--- start THE DATA ---
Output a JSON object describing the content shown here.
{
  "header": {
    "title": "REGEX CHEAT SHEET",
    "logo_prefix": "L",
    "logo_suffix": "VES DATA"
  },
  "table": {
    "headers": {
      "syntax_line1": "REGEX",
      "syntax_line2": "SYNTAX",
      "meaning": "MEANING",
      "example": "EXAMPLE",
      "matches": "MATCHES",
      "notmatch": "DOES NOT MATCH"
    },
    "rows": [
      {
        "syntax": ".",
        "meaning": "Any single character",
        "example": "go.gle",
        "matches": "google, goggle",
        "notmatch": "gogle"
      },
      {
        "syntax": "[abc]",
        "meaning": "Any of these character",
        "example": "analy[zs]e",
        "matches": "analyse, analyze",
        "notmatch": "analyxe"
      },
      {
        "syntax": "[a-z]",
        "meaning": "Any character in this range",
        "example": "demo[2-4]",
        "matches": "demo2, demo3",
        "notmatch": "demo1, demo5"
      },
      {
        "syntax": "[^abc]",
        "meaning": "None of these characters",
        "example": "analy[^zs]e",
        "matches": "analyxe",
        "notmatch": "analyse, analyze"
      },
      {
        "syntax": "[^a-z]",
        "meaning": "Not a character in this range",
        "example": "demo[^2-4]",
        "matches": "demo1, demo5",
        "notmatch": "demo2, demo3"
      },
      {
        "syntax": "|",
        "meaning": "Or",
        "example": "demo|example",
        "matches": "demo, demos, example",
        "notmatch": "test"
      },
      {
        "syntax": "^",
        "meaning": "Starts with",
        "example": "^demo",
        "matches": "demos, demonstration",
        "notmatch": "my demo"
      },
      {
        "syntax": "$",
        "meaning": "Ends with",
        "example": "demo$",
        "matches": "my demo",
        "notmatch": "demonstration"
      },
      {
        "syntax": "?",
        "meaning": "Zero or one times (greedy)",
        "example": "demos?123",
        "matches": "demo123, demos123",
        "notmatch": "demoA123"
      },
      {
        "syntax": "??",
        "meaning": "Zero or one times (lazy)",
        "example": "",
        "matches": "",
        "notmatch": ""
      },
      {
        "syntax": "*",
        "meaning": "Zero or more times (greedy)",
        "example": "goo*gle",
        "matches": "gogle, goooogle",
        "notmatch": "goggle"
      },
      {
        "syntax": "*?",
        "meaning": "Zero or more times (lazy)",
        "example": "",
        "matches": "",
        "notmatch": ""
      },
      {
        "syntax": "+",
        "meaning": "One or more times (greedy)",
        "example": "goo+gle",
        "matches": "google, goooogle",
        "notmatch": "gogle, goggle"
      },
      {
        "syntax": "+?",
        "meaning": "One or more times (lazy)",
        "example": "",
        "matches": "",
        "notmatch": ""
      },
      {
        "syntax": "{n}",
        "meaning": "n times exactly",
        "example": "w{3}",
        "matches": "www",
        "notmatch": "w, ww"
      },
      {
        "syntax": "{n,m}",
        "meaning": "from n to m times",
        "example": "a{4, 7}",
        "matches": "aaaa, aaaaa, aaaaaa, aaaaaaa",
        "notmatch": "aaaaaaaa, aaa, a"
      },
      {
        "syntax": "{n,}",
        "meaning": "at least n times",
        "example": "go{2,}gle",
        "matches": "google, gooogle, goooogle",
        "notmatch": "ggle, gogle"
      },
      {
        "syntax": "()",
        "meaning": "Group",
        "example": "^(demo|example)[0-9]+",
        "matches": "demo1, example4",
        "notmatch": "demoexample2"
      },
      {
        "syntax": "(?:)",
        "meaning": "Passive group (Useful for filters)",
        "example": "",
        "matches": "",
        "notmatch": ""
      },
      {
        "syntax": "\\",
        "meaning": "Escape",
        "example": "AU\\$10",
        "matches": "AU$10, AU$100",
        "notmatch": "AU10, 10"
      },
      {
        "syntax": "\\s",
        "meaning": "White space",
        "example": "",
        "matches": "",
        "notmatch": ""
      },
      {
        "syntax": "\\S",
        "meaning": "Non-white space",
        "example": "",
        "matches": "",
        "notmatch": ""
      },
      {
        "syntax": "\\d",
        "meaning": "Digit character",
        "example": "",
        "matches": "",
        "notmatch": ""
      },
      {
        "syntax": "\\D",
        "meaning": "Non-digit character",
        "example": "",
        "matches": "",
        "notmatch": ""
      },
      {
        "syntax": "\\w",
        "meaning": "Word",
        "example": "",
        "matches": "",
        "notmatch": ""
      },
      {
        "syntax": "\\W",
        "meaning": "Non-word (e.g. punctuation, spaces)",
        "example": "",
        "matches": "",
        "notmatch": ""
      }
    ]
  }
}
--- end THE DATA ---
## PROBLEM TO WORK ON
Give the count of lines holding the word "times", with no other words.

## SOLUTION FOR THIS TASK
9